▶ [TASK BRIEF]
Look below for the line that contains "OCR this image.", then copy it and each following line to the end of the records, minus any pictures.
** START OF DATA PROVIDED **
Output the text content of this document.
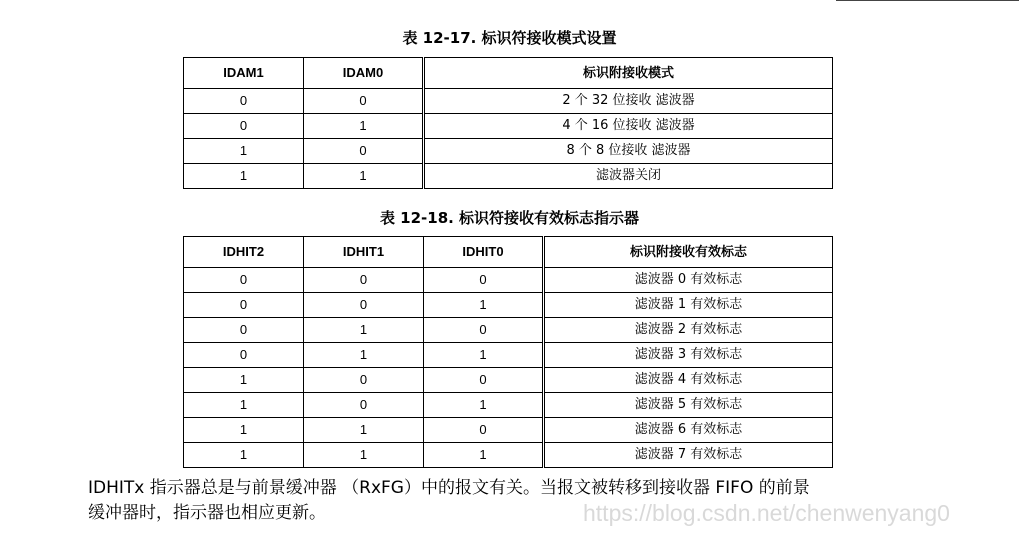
表 12-17. 标识符接收模式设置
IDAM1	IDAM0	标识附接收模式
0	0	2 个 32 位接收 滤波器
0	1	4 个 16 位接收 滤波器
1	0	8 个 8 位接收 滤波器
1	1	滤波器关闭
表 12-18. 标识符接收有效标志指示器
IDHIT2	IDHIT1	IDHIT0	标识附接收有效标志
0	0	0	滤波器 0 有效标志
0	0	1	滤波器 1 有效标志
0	1	0	滤波器 2 有效标志
0	1	1	滤波器 3 有效标志
1	0	0	滤波器 4 有效标志
1	0	1	滤波器 5 有效标志
1	1	0	滤波器 6 有效标志
1	1	1	滤波器 7 有效标志
IDHITx 指示器总是与前景缓冲器 （RxFG）中的报文有关。当报文被转移到接收器 FIFO 的前景
缓冲器时，指示器也相应更新。	https://blog.csdn.net/chenwenyang0
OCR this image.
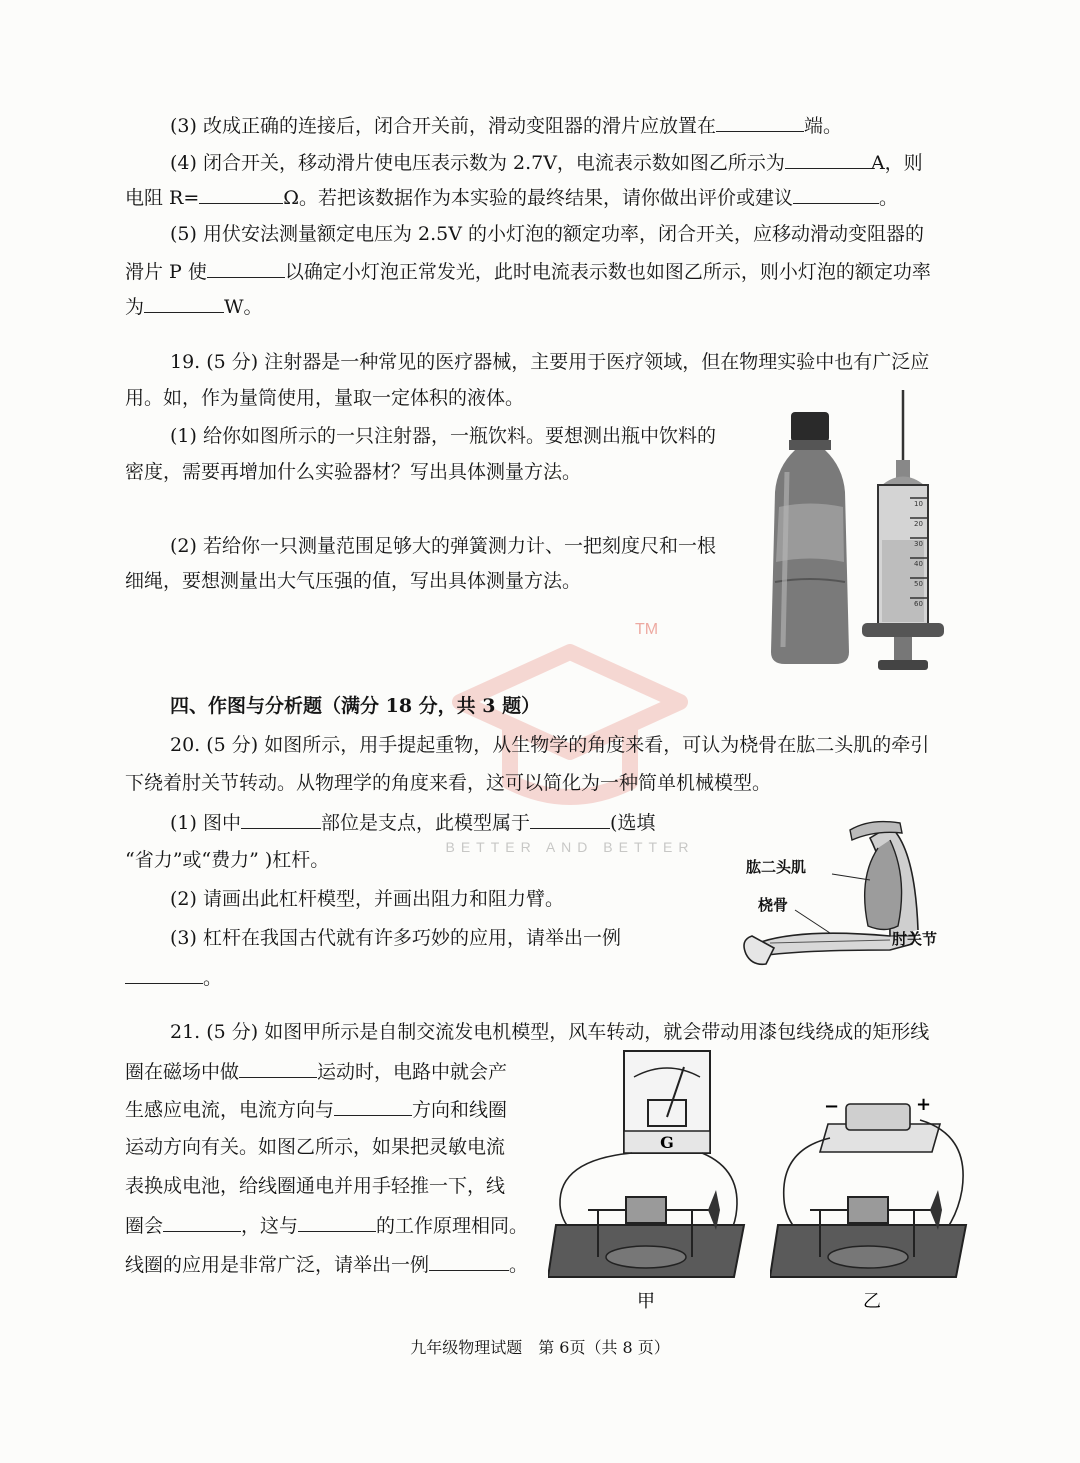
TM
BETTER AND BETTER
(3) 改成正确的连接后，闭合开关前，滑动变阻器的滑片应放置在	端。
(4) 闭合开关，移动滑片使电压表示数为 2.7V，电流表示数如图乙所示为	A，则
电阻 R=	Ω。若把该数据作为本实验的最终结果，请你做出评价或建议	。
(5) 用伏安法测量额定电压为 2.5V 的小灯泡的额定功率，闭合开关，应移动滑动变阻器的
滑片 P 使	以确定小灯泡正常发光，此时电流表示数也如图乙所示，则小灯泡的额定功率
为	W。
19. (5 分) 注射器是一种常见的医疗器械，主要用于医疗领域，但在物理实验中也有广泛应
用。如，作为量筒使用，量取一定体积的液体。
(1) 给你如图所示的一只注射器，一瓶饮料。要想测出瓶中饮料的
密度，需要再增加什么实验器材？写出具体测量方法。
(2) 若给你一只测量范围足够大的弹簧测力计、一把刻度尺和一根
细绳，要想测量出大气压强的值，写出具体测量方法。
10
20
30
40
50
60
四、作图与分析题（满分 18 分，共 3 题）
20. (5 分) 如图所示，用手提起重物，从生物学的角度来看，可认为桡骨在肱二头肌的牵引
下绕着肘关节转动。从物理学的角度来看，这可以简化为一种简单机械模型。
(1) 图中	部位是支点，此模型属于	(选填
“省力”或“费力” )杠杆。
(2) 请画出此杠杆模型，并画出阻力和阻力臂。
(3) 杠杆在我国古代就有许多巧妙的应用，请举出一例
。
肱二头肌
桡骨
肘关节
21. (5 分) 如图甲所示是自制交流发电机模型，风车转动，就会带动用漆包线绕成的矩形线
圈在磁场中做	运动时，电路中就会产
生感应电流，电流方向与	方向和线圈
运动方向有关。如图乙所示，如果把灵敏电流
表换成电池，给线圈通电并用手轻推一下，线
圈会	，这与	的工作原理相同。
线圈的应用是非常广泛，请举出一例	。
G
甲
−	+
乙
九年级物理试题　第 6页（共 8 页）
** END OF DATA PROVIDED **
▶ [WRITTEN ANSWER]
OCR this image.
TM
BETTER AND BETTER
(3) 改成正确的连接后，闭合开关前，滑动变阻器的滑片应放置在	端。
(4) 闭合开关，移动滑片使电压表示数为 2.7V，电流表示数如图乙所示为	A，则
电阻 R=	Ω。若把该数据作为本实验的最终结果，请你做出评价或建议	。
(5) 用伏安法测量额定电压为 2.5V 的小灯泡的额定功率，闭合开关，应移动滑动变阻器的
滑片 P 使	以确定小灯泡正常发光，此时电流表示数也如图乙所示，则小灯泡的额定功率
为	W。
19. (5 分) 注射器是一种常见的医疗器械，主要用于医疗领域，但在物理实验中也有广泛应
用。如，作为量筒使用，量取一定体积的液体。
(1) 给你如图所示的一只注射器，一瓶饮料。要想测出瓶中饮料的
密度，需要再增加什么实验器材？写出具体测量方法。
(2) 若给你一只测量范围足够大的弹簧测力计、一把刻度尺和一根
细绳，要想测量出大气压强的值，写出具体测量方法。
10
20
30
40
50
60
四、作图与分析题（满分 18 分，共 3 题）
20. (5 分) 如图所示，用手提起重物，从生物学的角度来看，可认为桡骨在肱二头肌的牵引
下绕着肘关节转动。从物理学的角度来看，这可以简化为一种简单机械模型。
(1) 图中	部位是支点，此模型属于	(选填
“省力”或“费力” )杠杆。
(2) 请画出此杠杆模型，并画出阻力和阻力臂。
(3) 杠杆在我国古代就有许多巧妙的应用，请举出一例
。
肱二头肌
桡骨
肘关节
21. (5 分) 如图甲所示是自制交流发电机模型，风车转动，就会带动用漆包线绕成的矩形线
圈在磁场中做	运动时，电路中就会产
生感应电流，电流方向与	方向和线圈
运动方向有关。如图乙所示，如果把灵敏电流
表换成电池，给线圈通电并用手轻推一下，线
圈会	，这与	的工作原理相同。
线圈的应用是非常广泛，请举出一例	。
G
甲
−	+
乙
九年级物理试题　第 6页（共 8 页）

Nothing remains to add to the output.